Beginning with the first line of the records and ending with the line that contains "- sworn-year-prefix: , 19: [1058, 371, 1086, 391]", rewrite those lines as a numbered list, leaving out any blank lines.

━━━━━━━━━━

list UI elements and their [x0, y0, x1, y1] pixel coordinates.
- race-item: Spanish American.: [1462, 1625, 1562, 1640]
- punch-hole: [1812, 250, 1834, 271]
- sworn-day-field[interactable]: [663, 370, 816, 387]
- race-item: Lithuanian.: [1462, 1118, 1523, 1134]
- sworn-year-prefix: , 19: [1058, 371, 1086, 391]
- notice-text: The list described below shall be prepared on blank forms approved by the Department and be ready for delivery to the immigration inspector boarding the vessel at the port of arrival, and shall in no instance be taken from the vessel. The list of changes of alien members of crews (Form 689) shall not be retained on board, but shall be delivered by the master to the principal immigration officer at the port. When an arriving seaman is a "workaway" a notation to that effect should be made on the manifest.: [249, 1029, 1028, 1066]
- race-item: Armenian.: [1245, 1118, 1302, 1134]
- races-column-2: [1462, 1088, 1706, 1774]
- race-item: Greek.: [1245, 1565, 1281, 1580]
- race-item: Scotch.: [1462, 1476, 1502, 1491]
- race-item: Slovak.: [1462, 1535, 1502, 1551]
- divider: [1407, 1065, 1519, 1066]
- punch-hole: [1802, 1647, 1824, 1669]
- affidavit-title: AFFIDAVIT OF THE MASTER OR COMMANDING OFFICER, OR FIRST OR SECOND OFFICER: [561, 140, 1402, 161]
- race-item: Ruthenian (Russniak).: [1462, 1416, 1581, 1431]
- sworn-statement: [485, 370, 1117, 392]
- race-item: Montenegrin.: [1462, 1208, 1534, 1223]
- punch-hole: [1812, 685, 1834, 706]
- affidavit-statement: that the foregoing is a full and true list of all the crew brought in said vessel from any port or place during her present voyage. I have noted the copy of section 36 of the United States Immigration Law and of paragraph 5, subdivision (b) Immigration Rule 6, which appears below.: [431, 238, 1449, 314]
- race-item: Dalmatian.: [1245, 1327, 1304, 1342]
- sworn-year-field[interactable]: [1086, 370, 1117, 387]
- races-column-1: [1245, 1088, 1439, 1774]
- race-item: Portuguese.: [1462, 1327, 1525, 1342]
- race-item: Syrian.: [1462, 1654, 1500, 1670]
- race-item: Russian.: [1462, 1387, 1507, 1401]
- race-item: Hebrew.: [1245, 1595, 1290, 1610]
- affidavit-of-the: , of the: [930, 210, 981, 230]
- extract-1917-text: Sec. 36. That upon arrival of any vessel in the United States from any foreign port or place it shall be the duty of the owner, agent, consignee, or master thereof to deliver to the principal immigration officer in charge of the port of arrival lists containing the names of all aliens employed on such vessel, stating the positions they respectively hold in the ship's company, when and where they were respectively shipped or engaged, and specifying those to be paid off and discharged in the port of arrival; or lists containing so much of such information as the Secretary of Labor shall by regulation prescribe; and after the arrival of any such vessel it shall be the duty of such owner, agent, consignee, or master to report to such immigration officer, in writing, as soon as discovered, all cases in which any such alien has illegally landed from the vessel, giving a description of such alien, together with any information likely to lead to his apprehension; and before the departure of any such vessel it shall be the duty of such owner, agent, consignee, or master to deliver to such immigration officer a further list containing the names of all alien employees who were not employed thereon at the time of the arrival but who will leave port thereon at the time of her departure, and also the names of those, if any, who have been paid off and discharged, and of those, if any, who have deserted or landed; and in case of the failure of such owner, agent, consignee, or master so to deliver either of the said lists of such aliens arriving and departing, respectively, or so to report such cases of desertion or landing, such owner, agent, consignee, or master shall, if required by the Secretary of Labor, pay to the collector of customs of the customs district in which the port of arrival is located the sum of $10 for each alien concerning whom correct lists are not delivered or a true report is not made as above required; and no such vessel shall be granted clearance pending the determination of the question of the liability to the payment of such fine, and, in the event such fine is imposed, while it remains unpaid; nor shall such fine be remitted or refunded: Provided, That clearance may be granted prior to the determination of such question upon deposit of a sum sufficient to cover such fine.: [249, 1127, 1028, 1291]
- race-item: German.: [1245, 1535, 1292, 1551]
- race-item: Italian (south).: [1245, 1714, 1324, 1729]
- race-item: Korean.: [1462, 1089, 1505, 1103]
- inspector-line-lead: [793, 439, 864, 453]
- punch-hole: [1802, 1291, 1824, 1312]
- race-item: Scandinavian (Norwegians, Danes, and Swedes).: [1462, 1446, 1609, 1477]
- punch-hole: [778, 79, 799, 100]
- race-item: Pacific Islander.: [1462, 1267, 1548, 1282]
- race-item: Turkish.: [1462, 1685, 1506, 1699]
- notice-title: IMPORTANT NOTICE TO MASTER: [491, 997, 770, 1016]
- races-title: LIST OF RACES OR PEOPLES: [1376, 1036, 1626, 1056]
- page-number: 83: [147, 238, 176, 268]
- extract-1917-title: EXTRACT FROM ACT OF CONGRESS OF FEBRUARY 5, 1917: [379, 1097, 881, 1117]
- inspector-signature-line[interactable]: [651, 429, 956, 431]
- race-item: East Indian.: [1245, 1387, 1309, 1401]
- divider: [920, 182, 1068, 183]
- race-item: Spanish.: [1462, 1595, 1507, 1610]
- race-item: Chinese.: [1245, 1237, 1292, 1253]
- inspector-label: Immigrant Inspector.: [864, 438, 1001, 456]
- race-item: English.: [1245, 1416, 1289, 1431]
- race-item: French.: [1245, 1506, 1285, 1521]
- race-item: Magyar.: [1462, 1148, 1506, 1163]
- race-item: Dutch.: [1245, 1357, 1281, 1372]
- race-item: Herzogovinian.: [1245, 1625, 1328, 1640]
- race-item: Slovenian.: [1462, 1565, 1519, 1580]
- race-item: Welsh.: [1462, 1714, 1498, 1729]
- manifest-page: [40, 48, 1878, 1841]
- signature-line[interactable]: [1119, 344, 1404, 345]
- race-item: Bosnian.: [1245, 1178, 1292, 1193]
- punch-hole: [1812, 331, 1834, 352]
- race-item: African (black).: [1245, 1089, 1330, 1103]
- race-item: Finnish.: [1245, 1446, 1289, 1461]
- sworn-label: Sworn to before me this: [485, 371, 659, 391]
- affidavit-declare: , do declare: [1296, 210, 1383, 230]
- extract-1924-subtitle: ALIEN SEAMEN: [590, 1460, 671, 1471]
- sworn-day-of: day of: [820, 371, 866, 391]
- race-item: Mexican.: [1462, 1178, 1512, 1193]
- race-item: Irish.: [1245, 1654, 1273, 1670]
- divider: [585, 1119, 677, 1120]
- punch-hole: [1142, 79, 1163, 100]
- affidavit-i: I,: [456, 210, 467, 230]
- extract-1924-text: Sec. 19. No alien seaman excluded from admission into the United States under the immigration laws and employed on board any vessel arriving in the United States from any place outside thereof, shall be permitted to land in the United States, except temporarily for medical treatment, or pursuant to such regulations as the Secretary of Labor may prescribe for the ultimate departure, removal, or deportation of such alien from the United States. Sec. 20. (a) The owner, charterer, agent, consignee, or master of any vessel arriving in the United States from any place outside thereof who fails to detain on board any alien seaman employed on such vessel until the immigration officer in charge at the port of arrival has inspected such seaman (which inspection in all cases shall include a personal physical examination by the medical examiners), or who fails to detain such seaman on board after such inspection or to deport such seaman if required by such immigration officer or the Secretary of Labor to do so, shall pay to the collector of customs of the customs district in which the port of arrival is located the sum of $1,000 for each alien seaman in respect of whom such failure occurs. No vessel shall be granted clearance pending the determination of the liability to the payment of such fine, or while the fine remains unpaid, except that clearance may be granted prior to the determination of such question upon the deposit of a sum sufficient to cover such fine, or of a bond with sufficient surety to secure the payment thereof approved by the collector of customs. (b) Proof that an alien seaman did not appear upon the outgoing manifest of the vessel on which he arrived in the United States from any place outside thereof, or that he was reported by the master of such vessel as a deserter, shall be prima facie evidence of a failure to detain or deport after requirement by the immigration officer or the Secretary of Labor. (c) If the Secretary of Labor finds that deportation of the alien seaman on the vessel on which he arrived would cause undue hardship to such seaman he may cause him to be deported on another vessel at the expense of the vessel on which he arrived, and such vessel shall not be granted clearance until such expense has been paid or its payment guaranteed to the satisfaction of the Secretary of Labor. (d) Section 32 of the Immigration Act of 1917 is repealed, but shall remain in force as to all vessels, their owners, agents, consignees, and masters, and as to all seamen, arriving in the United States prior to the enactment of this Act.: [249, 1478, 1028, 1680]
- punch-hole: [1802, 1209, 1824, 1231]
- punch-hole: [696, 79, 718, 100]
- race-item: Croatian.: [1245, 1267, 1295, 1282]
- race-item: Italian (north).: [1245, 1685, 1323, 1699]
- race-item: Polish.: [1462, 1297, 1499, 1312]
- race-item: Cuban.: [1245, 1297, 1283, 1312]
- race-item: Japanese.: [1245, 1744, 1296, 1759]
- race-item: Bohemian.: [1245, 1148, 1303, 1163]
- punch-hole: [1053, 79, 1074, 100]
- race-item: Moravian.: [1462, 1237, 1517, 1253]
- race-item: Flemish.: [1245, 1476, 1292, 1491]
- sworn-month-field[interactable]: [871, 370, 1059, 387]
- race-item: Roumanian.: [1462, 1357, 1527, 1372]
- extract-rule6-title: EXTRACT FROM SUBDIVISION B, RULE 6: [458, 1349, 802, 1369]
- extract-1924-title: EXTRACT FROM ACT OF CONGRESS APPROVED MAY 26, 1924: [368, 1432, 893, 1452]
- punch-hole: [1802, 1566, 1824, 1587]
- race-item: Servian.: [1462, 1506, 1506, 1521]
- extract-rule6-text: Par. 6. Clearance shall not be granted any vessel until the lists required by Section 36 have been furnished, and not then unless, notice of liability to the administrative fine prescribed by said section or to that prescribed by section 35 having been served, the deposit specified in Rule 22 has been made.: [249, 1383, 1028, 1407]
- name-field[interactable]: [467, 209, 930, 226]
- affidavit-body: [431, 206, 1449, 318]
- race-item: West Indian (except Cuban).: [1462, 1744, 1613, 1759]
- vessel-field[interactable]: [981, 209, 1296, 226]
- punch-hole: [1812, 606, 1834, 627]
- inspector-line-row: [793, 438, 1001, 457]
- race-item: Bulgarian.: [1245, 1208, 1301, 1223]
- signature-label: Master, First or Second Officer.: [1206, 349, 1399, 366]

━━━━━━━━━━

> _RESULT_
1. list UI elements and their [x0, y0, x1, y1] pixel coordinates.
2. - race-item: Spanish American.: [1462, 1625, 1562, 1640]
3. - punch-hole: [1812, 250, 1834, 271]
4. - sworn-day-field[interactable]: [663, 370, 816, 387]
5. - race-item: Lithuanian.: [1462, 1118, 1523, 1134]
6. - sworn-year-prefix: , 19: [1058, 371, 1086, 391]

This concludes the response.